* [The problem] Make an exact copy of all the data.

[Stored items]
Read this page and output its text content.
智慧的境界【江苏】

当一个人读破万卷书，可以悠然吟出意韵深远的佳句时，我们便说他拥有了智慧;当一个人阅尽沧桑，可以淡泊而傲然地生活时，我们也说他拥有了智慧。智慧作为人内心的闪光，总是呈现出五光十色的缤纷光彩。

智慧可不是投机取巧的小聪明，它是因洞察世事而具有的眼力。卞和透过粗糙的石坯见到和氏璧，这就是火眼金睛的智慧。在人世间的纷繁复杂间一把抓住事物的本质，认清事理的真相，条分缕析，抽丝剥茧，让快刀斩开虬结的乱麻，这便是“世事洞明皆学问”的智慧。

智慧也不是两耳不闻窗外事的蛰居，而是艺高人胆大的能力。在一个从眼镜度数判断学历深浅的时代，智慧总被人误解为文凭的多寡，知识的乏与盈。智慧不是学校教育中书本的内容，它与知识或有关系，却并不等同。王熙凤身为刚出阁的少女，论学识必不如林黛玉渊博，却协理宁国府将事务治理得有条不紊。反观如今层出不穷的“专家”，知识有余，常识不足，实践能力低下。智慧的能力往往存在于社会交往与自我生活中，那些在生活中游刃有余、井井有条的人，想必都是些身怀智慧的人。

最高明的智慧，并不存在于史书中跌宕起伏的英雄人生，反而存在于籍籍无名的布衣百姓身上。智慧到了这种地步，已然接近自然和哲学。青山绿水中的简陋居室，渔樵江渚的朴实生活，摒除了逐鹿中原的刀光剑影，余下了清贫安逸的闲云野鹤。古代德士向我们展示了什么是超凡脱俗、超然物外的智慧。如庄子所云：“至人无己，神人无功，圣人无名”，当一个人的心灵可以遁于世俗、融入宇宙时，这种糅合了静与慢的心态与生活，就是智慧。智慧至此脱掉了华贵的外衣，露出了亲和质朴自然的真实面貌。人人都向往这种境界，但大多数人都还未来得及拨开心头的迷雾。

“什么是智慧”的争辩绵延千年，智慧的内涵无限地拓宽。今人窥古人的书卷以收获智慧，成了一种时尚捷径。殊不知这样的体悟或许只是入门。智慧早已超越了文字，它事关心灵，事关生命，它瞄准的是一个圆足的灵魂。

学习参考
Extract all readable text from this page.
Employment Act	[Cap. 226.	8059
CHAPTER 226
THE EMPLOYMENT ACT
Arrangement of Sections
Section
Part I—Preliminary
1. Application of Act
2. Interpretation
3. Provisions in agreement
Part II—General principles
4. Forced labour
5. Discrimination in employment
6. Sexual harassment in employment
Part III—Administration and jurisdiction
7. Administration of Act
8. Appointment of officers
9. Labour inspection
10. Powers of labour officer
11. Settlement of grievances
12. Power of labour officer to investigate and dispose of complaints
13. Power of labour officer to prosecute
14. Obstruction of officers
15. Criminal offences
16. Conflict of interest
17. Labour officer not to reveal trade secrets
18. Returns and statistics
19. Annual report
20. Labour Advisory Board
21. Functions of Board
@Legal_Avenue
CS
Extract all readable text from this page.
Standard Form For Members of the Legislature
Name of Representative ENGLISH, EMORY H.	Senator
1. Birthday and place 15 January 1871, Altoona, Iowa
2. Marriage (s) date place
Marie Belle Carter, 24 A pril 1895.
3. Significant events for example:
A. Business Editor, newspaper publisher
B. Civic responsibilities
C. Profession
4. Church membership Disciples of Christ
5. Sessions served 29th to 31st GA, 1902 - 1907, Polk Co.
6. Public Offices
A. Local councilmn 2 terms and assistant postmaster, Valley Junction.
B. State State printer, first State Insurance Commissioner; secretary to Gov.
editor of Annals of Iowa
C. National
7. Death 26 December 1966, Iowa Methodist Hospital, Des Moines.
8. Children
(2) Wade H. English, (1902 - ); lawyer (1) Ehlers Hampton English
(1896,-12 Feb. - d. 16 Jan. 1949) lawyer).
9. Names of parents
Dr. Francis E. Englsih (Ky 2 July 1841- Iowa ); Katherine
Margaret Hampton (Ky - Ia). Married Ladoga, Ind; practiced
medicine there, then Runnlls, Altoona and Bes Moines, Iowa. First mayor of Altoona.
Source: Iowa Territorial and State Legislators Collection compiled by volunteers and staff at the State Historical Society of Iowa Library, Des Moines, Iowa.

* [Exercise solution]
Read this page and output its text content.
智慧的境界【江苏】

当一个人读破万卷书，可以悠然吟出意韵深远的佳句时，我们便说他拥有了智慧;当一个人阅尽沧桑，可以淡泊而傲然地生活时，我们也说他拥有了智慧。智慧作为人内心的闪光，总是呈现出五光十色的缤纷光彩。

智慧可不是投机取巧的小聪明，它是因洞察世事而具有的眼力。卞和透过粗糙的石坯见到和氏璧，这就是火眼金睛的智慧。在人世间的纷繁复杂间一把抓住事物的本质，认清事理的真相，条分缕析，抽丝剥茧，让快刀斩开虬结的乱麻，这便是“世事洞明皆学问”的智慧。

智慧也不是两耳不闻窗外事的蛰居，而是艺高人胆大的能力。在一个从眼镜度数判断学历深浅的时代，智慧总被人误解为文凭的多寡，知识的乏与盈。智慧不是学校教育中书本的内容，它与知识或有关系，却并不等同。王熙凤身为刚出阁的少女，论学识必不如林黛玉渊博，却协理宁国府将事务治理得有条不紊。反观如今层出不穷的“专家”，知识有余，常识不足，实践能力低下。智慧的能力往往存在于社会交往与自我生活中，那些在生活中游刃有余、井井有条的人，想必都是些身怀智慧的人。

最高明的智慧，并不存在于史书中跌宕起伏的英雄人生，反而存在于籍籍无名的布衣百姓身上。智慧到了这种地步，已然接近自然和哲学。青山绿水中的简陋居室，渔樵江渚的朴实生活，摒除了逐鹿中原的刀光剑影，余下了清贫安逸的闲云野鹤。古代德士向我们展示了什么是超凡脱俗、超然物外的智慧。如庄子所云：“至人无己，神人无功，圣人无名”，当一个人的心灵可以遁于世俗、融入宇宙时，这种糅合了静与慢的心态与生活，就是智慧。智慧至此脱掉了华贵的外衣，露出了亲和质朴自然的真实面貌。人人都向往这种境界，但大多数人都还未来得及拨开心头的迷雾。

“什么是智慧”的争辩绵延千年，智慧的内涵无限地拓宽。今人窥古人的书卷以收获智慧，成了一种时尚捷径。殊不知这样的体悟或许只是入门。智慧早已超越了文字，它事关心灵，事关生命，它瞄准的是一个圆足的灵魂。

学习参考
Extract all readable text from this page.
Employment Act	[Cap. 226.	8059
CHAPTER 226
THE EMPLOYMENT ACT
Arrangement of Sections
Section
Part I—Preliminary
1. Application of Act
2. Interpretation
3. Provisions in agreement
Part II—General principles
4. Forced labour
5. Discrimination in employment
6. Sexual harassment in employment
Part III—Administration and jurisdiction
7. Administration of Act
8. Appointment of officers
9. Labour inspection
10. Powers of labour officer
11. Settlement of grievances
12. Power of labour officer to investigate and dispose of complaints
13. Power of labour officer to prosecute
14. Obstruction of officers
15. Criminal offences
16. Conflict of interest
17. Labour officer not to reveal trade secrets
18. Returns and statistics
19. Annual report
20. Labour Advisory Board
21. Functions of Board
@Legal_Avenue
CS
Extract all readable text from this page.
Standard Form For Members of the Legislature
Name of Representative ENGLISH, EMORY H.	Senator
1. Birthday and place 15 January 1871, Altoona, Iowa
2. Marriage (s) date place
Marie Belle Carter, 24 A pril 1895.
3. Significant events for example:
A. Business Editor, newspaper publisher
B. Civic responsibilities
C. Profession
4. Church membership Disciples of Christ
5. Sessions served 29th to 31st GA, 1902 - 1907, Polk Co.
6. Public Offices
A. Local councilmn 2 terms and assistant postmaster, Valley Junction.
B. State State printer, first State Insurance Commissioner; secretary to Gov.
editor of Annals of Iowa
C. National
7. Death 26 December 1966, Iowa Methodist Hospital, Des Moines.
8. Children
(2) Wade H. English, (1902 - ); lawyer (1) Ehlers Hampton English
(1896,-12 Feb. - d. 16 Jan. 1949) lawyer).
9. Names of parents
Dr. Francis E. Englsih (Ky 2 July 1841- Iowa ); Katherine
Margaret Hampton (Ky - Ia). Married Ladoga, Ind; practiced
medicine there, then Runnlls, Altoona and Bes Moines, Iowa. First mayor of Altoona.
Source: Iowa Territorial and State Legislators Collection compiled by volunteers and staff at the State Historical Society of Iowa Library, Des Moines, Iowa.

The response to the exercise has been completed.